#### What is needed:
Copy out all lines carrying the word "Limited".

#### Dataset content:
--- BEGIN ---

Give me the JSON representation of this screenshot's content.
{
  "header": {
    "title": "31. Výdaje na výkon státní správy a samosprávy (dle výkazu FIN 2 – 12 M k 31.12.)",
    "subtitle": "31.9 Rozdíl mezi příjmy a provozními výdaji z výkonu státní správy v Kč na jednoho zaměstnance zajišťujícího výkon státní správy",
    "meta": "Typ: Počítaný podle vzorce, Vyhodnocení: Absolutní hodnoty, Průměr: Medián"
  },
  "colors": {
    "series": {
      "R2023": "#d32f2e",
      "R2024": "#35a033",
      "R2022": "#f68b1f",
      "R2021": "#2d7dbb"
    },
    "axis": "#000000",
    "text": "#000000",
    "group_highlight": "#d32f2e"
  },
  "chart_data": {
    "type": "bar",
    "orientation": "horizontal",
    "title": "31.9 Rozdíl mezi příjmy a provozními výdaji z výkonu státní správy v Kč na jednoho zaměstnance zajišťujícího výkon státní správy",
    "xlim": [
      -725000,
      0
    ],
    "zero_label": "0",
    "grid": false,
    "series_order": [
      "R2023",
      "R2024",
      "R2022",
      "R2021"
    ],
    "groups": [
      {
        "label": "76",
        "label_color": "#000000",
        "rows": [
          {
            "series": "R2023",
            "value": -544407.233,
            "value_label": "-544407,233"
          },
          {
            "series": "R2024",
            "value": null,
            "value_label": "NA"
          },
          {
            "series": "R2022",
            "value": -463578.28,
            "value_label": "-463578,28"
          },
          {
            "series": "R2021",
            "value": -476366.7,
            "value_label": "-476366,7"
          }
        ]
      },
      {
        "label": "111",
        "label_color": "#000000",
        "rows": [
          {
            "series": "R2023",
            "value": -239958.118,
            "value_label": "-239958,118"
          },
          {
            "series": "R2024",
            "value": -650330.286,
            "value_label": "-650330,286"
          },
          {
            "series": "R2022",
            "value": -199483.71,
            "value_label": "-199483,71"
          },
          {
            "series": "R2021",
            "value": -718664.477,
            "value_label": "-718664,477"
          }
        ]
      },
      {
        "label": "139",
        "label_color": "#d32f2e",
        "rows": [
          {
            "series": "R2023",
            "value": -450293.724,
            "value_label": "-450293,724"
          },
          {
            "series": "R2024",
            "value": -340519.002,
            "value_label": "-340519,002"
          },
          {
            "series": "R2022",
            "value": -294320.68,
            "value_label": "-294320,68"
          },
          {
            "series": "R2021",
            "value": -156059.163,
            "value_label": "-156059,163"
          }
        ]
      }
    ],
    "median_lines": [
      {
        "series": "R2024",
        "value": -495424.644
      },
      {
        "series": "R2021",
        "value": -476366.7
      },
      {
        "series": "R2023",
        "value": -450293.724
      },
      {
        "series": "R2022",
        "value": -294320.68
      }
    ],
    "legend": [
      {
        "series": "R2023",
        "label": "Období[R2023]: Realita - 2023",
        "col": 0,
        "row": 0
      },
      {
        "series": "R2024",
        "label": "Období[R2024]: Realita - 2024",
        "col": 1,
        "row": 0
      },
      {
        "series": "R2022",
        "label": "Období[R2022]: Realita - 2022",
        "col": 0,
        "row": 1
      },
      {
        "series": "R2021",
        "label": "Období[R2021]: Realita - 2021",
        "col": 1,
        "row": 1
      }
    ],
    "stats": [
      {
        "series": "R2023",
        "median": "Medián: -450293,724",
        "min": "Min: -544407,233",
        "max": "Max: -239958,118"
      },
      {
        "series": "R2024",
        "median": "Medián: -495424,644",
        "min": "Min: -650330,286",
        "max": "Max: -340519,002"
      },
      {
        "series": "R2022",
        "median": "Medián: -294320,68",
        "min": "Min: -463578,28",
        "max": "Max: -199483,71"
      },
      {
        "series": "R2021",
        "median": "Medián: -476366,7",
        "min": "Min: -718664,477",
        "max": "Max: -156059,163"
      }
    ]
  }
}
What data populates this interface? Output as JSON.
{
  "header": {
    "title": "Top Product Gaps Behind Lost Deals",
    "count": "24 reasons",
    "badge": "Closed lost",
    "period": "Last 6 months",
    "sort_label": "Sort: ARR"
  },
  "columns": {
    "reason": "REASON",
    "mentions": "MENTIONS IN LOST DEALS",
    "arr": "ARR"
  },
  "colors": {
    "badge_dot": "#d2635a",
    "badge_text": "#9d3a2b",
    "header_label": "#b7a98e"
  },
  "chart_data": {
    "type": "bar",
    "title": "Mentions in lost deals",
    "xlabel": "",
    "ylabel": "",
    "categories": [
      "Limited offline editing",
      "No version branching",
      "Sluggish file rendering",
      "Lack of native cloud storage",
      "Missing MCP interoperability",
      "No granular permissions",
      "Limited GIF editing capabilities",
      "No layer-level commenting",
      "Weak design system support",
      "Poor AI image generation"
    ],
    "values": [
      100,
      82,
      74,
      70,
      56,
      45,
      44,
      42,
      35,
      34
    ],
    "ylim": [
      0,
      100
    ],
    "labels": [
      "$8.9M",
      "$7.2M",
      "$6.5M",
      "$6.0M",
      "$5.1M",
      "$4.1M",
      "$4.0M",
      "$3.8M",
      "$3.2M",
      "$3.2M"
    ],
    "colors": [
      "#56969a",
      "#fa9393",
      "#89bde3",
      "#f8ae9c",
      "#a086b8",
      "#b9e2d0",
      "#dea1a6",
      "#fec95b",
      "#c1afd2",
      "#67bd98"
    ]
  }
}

--- END ---

#### Result of the task:
      "Limited offline editing",
      "Limited GIF editing capabilities",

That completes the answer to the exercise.